(Extracted records)
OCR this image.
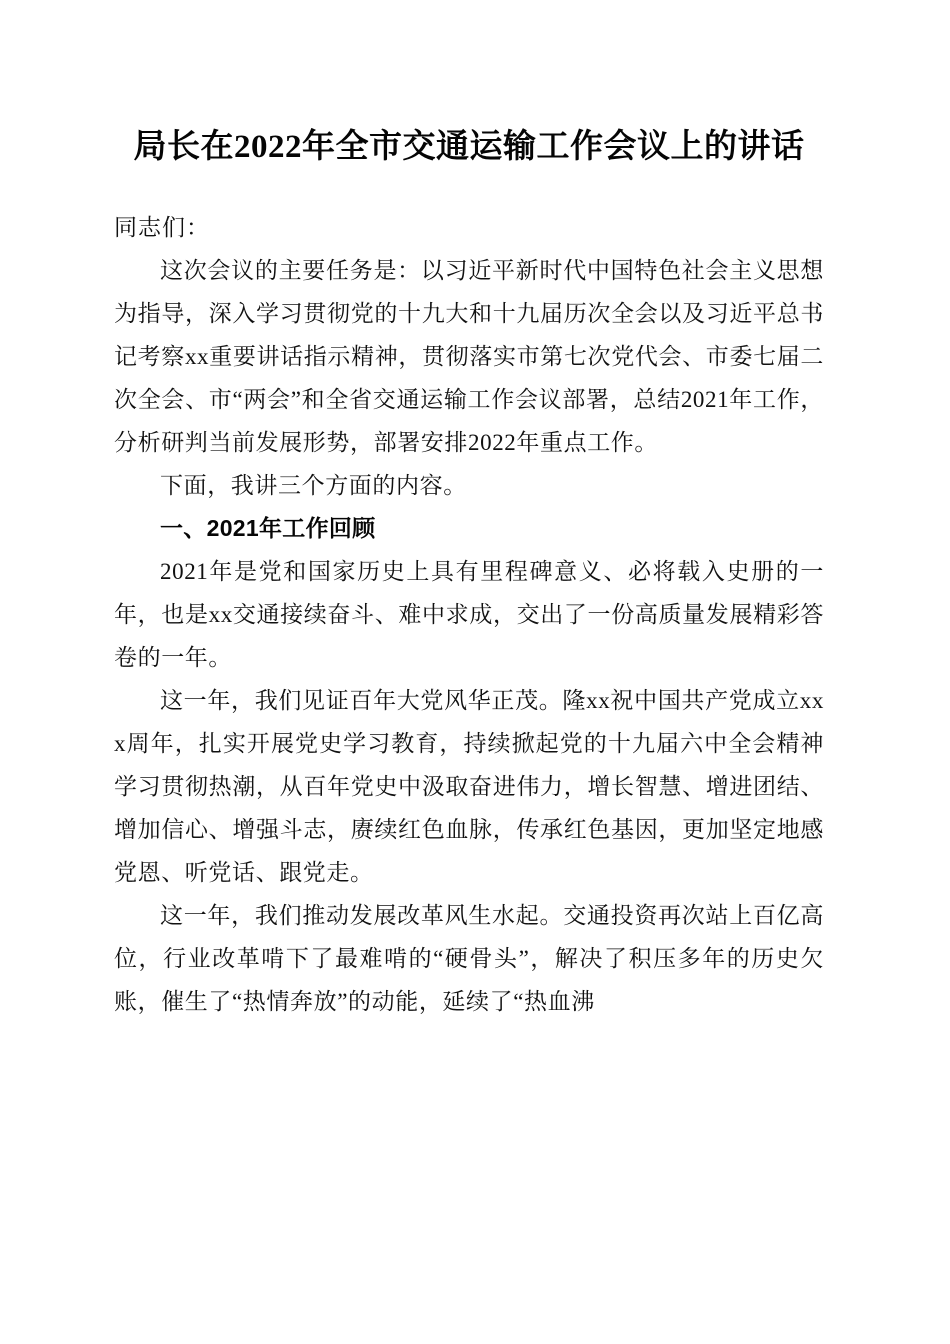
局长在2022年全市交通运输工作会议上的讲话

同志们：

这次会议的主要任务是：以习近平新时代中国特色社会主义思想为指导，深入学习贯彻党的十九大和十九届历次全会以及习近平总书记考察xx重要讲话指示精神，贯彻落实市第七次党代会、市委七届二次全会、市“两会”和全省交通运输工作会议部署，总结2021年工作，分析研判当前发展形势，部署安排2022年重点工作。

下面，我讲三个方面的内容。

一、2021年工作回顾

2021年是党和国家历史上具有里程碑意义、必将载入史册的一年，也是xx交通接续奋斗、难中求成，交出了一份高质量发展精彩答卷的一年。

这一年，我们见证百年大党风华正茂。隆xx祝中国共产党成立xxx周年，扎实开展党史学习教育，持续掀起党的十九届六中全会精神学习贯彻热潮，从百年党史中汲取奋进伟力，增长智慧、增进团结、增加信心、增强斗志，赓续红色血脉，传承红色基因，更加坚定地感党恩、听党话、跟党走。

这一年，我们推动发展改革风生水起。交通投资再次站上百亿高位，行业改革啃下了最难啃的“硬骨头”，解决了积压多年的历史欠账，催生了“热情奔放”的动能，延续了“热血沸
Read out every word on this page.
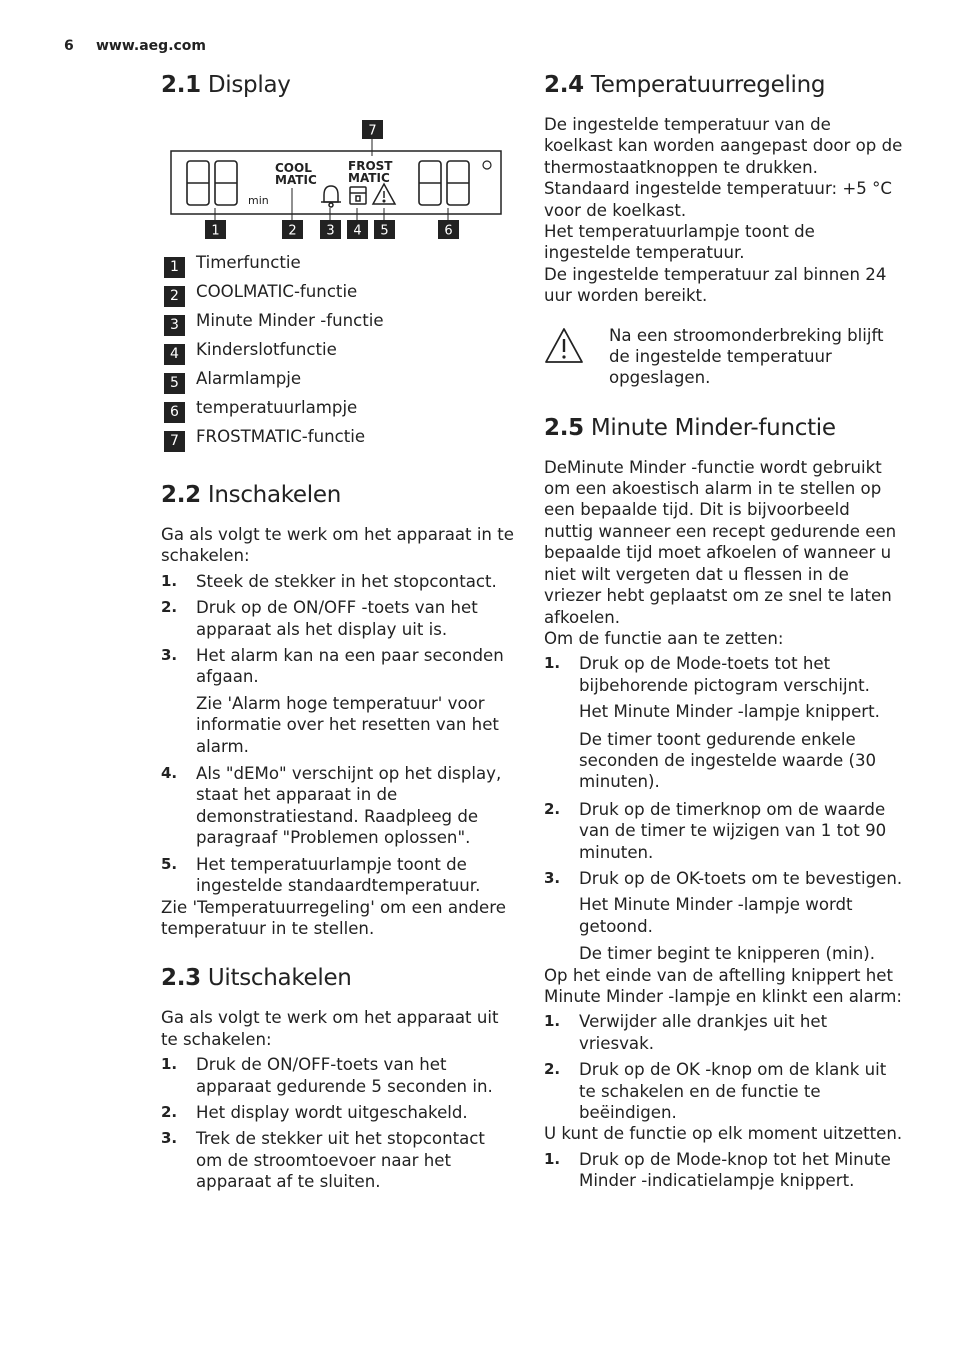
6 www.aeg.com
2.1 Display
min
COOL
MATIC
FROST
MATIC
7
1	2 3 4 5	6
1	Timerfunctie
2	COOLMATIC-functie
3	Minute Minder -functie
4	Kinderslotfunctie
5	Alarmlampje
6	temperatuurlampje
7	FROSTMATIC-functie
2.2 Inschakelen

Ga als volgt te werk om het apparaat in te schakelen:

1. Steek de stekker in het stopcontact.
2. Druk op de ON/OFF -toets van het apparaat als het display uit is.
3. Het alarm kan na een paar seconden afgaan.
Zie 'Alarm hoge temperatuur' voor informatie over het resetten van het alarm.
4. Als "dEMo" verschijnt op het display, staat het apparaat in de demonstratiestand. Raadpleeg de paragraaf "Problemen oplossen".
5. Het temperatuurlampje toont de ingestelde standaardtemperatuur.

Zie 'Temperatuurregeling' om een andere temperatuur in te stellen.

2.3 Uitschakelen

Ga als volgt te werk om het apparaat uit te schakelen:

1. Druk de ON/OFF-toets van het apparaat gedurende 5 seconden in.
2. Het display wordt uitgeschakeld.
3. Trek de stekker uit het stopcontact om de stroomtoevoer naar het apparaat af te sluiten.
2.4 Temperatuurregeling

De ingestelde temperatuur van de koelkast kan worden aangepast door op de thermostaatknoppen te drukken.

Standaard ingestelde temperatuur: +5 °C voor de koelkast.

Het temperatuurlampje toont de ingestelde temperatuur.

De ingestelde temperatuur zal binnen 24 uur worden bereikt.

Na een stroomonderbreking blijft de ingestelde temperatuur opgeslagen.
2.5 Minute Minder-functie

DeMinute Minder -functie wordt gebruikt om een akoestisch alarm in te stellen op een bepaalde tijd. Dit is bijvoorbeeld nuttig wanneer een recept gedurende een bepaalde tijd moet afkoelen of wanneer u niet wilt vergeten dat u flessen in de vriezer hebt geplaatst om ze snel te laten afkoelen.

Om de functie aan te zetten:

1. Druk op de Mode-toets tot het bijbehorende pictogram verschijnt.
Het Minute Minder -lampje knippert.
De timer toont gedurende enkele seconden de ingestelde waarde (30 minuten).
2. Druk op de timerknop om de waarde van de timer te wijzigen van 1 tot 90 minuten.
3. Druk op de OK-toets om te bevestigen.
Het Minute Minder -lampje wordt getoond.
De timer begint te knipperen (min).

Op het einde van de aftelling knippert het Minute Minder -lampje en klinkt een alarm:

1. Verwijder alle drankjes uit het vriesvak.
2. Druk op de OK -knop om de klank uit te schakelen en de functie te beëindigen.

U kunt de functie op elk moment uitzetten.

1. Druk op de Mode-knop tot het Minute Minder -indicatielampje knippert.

** Exercise requirements **
Find every line that has "toont" in it, then return those lines.

** Answer in full **
5. Het temperatuurlampje toont de ingestelde standaardtemperatuur.
Het temperatuurlampje toont de ingestelde temperatuur.
De timer toont gedurende enkele seconden de ingestelde waarde (30 minuten).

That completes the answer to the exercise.